— begin Data —

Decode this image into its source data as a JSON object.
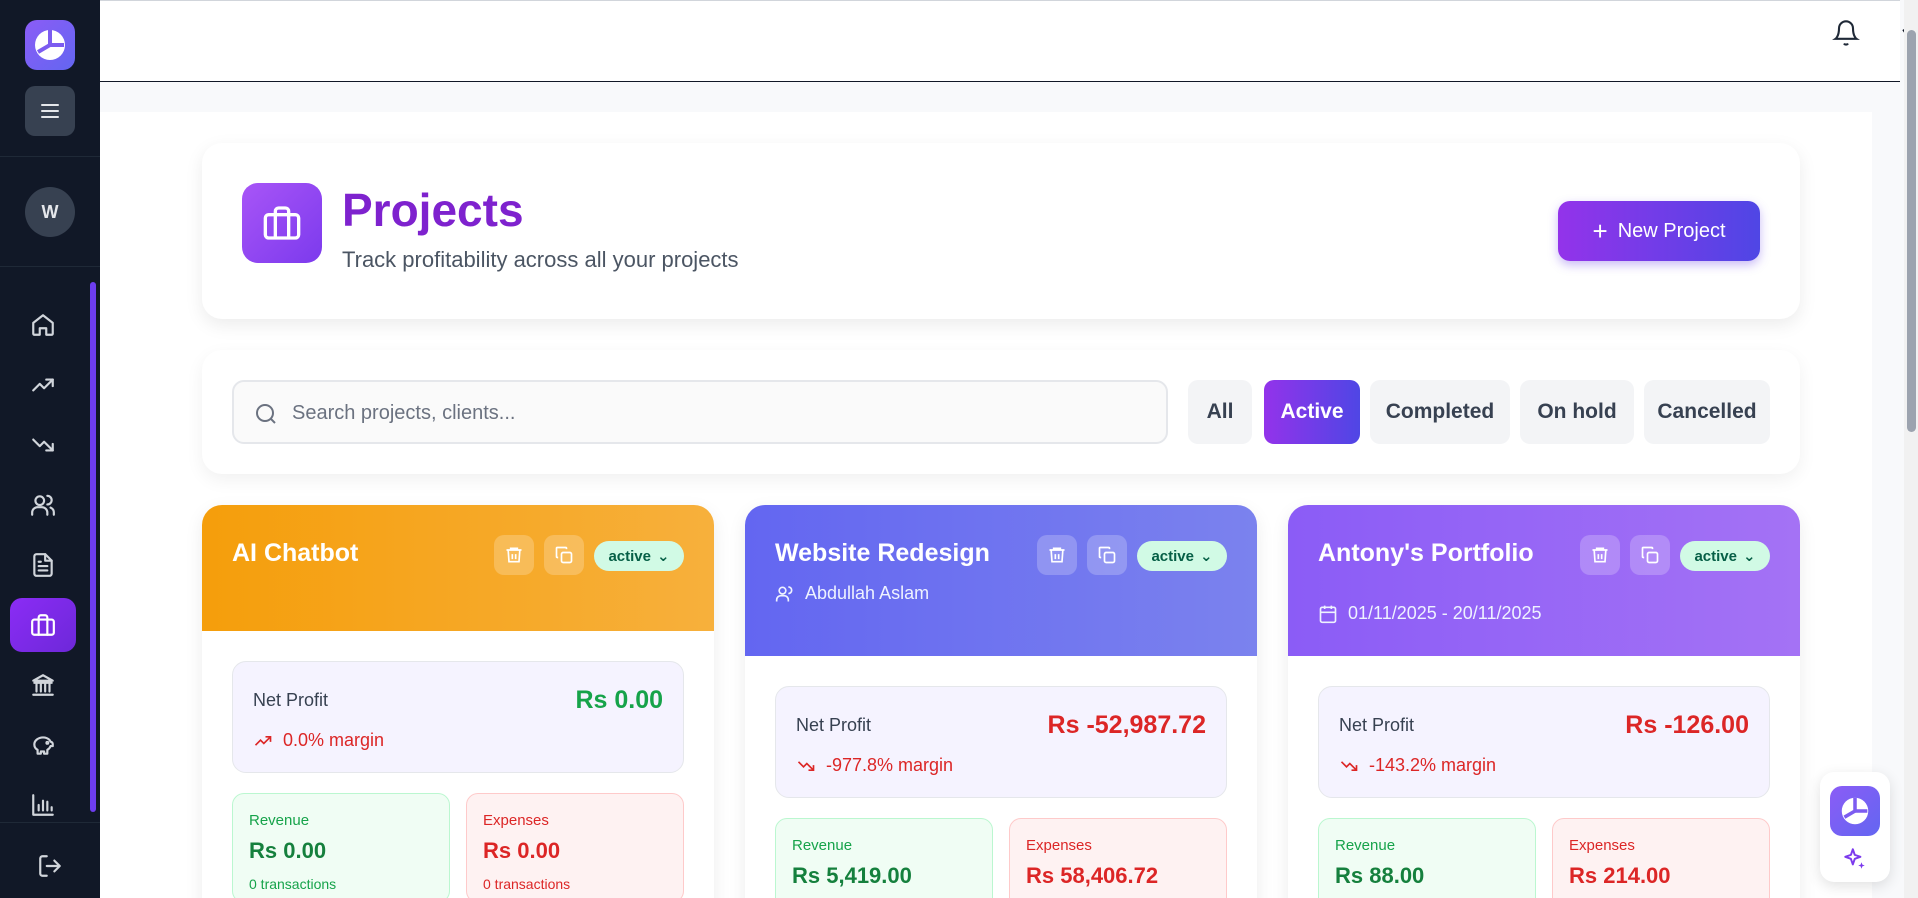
{
  "sidebar": {
    "avatar_initial": "W",
    "items": [
      {
        "name": "home",
        "icon": "home-icon"
      },
      {
        "name": "income",
        "icon": "trending-up-icon"
      },
      {
        "name": "expenses",
        "icon": "trending-down-icon"
      },
      {
        "name": "clients",
        "icon": "users-icon"
      },
      {
        "name": "documents",
        "icon": "file-text-icon"
      },
      {
        "name": "projects",
        "icon": "briefcase-icon",
        "active": true
      },
      {
        "name": "banking",
        "icon": "bank-icon"
      },
      {
        "name": "savings",
        "icon": "piggy-bank-icon"
      },
      {
        "name": "reports",
        "icon": "bar-chart-icon"
      }
    ]
  },
  "header": {
    "title": "Projects",
    "subtitle": "Track profitability across all your projects",
    "new_project_label": "New Project"
  },
  "search": {
    "placeholder": "Search projects, clients...",
    "value": ""
  },
  "filters": [
    {
      "label": "All",
      "active": false
    },
    {
      "label": "Active",
      "active": true
    },
    {
      "label": "Completed",
      "active": false
    },
    {
      "label": "On hold",
      "active": false
    },
    {
      "label": "Cancelled",
      "active": false
    }
  ],
  "projects": [
    {
      "title": "AI Chatbot",
      "status": "active",
      "client": "",
      "dates": "",
      "net_profit_label": "Net Profit",
      "net_profit": "Rs 0.00",
      "margin": "0.0% margin",
      "revenue_label": "Revenue",
      "revenue": "Rs 0.00",
      "revenue_tx": "0 transactions",
      "expenses_label": "Expenses",
      "expenses": "Rs 0.00",
      "expenses_tx": "0 transactions",
      "header_color": "#f5a623",
      "profit_color": "#16a34a"
    },
    {
      "title": "Website Redesign",
      "status": "active",
      "client": "Abdullah Aslam",
      "dates": "",
      "net_profit_label": "Net Profit",
      "net_profit": "Rs -52,987.72",
      "margin": "-977.8% margin",
      "revenue_label": "Revenue",
      "revenue": "Rs 5,419.00",
      "expenses_label": "Expenses",
      "expenses": "Rs 58,406.72",
      "header_color": "#6366f1",
      "profit_color": "#dc2626"
    },
    {
      "title": "Antony's Portfolio",
      "status": "active",
      "client": "",
      "dates": "01/11/2025 - 20/11/2025",
      "net_profit_label": "Net Profit",
      "net_profit": "Rs -126.00",
      "margin": "-143.2% margin",
      "revenue_label": "Revenue",
      "revenue": "Rs 88.00",
      "expenses_label": "Expenses",
      "expenses": "Rs 214.00",
      "header_color": "#8b5cf6",
      "profit_color": "#dc2626"
    }
  ],
  "colors": {
    "accent": "#9333ea",
    "sidebar_bg": "#111827"
  }
}
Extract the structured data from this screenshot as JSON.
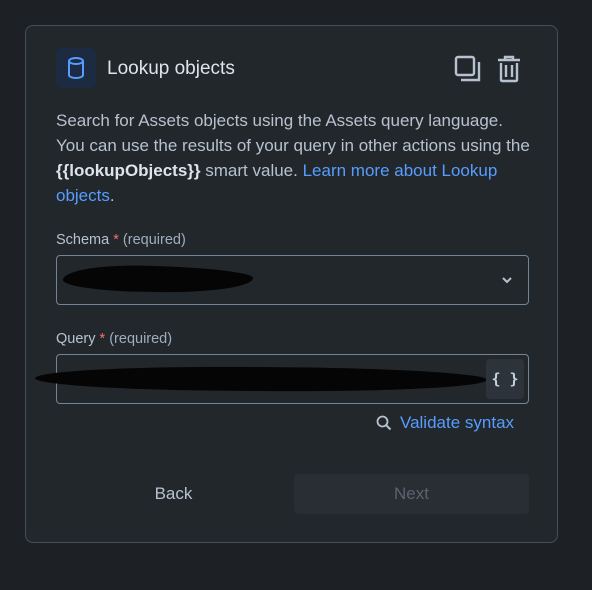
{
  "header": {
    "title": "Lookup objects",
    "icon": "database-icon",
    "copy_icon": "copy-icon",
    "delete_icon": "trash-icon"
  },
  "description": {
    "line_text": "Search for Assets objects using the Assets query language. You can use the results of your query in other actions using the ",
    "smart_value": "{{lookupObjects}}",
    "after_smart_value": " smart value. ",
    "link_text": "Learn more about Lookup objects",
    "end": "."
  },
  "schema": {
    "label": "Schema",
    "required_mark": "*",
    "required_text": "(required)",
    "value": "",
    "dropdown_icon": "chevron-down-icon"
  },
  "query": {
    "label": "Query",
    "required_mark": "*",
    "required_text": "(required)",
    "value": "",
    "code_button_icon": "code-braces-icon",
    "code_button_text": "{ }"
  },
  "validate": {
    "icon": "search-icon",
    "label": "Validate syntax"
  },
  "footer": {
    "back_label": "Back",
    "next_label": "Next"
  },
  "colors": {
    "background": "#1d2125",
    "panel": "#22272b",
    "link": "#579dff",
    "required": "#f87168",
    "disabled_text": "#59636e"
  }
}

— end Data —

What needs to be done: Which lines contain "your"? Show each of them.

Complete output:
    "subtitle": "Track profitability across all your projects",
    "line_text": "Search for Assets objects using the Assets query language. You can use the results of your query in other actions using the ",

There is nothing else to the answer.